Directions — Return all lines of the records that contain the word "literature".

Page transcription records —
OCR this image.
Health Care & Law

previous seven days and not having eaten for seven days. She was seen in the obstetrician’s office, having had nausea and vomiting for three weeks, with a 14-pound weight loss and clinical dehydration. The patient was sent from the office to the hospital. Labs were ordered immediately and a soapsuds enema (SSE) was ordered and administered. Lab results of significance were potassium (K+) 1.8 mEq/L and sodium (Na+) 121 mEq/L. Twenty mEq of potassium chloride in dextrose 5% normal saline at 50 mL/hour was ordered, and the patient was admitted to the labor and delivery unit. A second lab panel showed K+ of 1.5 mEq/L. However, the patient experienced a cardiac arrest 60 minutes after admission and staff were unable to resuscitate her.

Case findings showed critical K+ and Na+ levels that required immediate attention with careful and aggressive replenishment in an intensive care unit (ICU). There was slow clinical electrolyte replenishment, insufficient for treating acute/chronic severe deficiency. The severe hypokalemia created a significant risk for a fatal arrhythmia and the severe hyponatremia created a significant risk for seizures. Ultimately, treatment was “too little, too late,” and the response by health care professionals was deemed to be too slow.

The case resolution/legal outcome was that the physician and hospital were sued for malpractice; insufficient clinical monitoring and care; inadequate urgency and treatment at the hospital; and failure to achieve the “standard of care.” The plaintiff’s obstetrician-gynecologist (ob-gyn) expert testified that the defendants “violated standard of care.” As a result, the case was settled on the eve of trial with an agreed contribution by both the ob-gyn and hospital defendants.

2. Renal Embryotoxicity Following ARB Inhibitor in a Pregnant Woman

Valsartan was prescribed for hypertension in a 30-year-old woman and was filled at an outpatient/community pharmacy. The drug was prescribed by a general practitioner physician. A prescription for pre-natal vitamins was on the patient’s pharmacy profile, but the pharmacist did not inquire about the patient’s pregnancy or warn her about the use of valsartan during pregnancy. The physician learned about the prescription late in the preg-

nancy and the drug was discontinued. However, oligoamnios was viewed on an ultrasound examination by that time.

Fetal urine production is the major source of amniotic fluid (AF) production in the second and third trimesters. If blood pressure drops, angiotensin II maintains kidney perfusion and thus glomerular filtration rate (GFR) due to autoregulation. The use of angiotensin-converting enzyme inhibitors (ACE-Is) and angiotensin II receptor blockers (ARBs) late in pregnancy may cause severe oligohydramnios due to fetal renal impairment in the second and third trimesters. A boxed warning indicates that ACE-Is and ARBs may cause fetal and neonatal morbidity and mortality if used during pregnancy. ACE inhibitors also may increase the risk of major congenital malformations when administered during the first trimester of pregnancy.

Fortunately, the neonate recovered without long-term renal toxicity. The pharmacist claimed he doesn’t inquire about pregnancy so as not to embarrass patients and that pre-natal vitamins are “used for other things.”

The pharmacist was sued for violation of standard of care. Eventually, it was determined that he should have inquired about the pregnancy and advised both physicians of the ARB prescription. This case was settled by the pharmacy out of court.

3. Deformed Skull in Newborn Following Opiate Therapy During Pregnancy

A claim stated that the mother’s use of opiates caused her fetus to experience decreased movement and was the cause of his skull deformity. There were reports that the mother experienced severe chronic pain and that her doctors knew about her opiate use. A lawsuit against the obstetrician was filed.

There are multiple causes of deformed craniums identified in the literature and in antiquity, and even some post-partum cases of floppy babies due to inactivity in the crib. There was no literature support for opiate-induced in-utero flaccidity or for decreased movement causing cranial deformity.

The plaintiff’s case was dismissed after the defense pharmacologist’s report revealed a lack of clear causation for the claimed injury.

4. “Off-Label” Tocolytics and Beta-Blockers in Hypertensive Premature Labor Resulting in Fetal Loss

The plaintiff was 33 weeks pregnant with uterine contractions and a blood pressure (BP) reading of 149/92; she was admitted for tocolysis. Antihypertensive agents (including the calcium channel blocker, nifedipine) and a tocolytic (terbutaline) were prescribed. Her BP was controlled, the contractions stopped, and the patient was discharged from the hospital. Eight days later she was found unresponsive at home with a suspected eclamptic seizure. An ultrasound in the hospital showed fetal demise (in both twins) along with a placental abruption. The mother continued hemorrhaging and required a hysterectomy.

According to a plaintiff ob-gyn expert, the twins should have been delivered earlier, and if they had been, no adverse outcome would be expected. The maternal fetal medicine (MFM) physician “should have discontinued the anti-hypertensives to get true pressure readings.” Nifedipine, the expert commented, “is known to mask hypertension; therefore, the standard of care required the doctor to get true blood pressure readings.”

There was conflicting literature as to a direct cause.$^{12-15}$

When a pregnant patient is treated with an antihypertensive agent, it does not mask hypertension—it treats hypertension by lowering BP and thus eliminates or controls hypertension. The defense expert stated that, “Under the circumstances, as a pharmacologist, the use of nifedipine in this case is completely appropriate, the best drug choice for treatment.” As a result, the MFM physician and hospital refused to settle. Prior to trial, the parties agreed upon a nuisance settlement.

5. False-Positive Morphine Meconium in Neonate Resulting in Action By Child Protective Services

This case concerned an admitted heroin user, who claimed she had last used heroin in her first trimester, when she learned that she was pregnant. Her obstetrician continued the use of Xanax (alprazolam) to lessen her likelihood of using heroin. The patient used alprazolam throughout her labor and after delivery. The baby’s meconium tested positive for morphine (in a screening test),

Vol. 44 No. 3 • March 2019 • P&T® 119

Answer section —
There are multiple causes of deformed craniums identified in the literature and in antiquity, and even some post-partum cases of floppy babies due to inactivity in the crib. There was no literature support for opiate-induced in-utero flaccidity or for decreased movement causing cranial deformity.
There was conflicting literature as to a direct cause.$^{12-15}$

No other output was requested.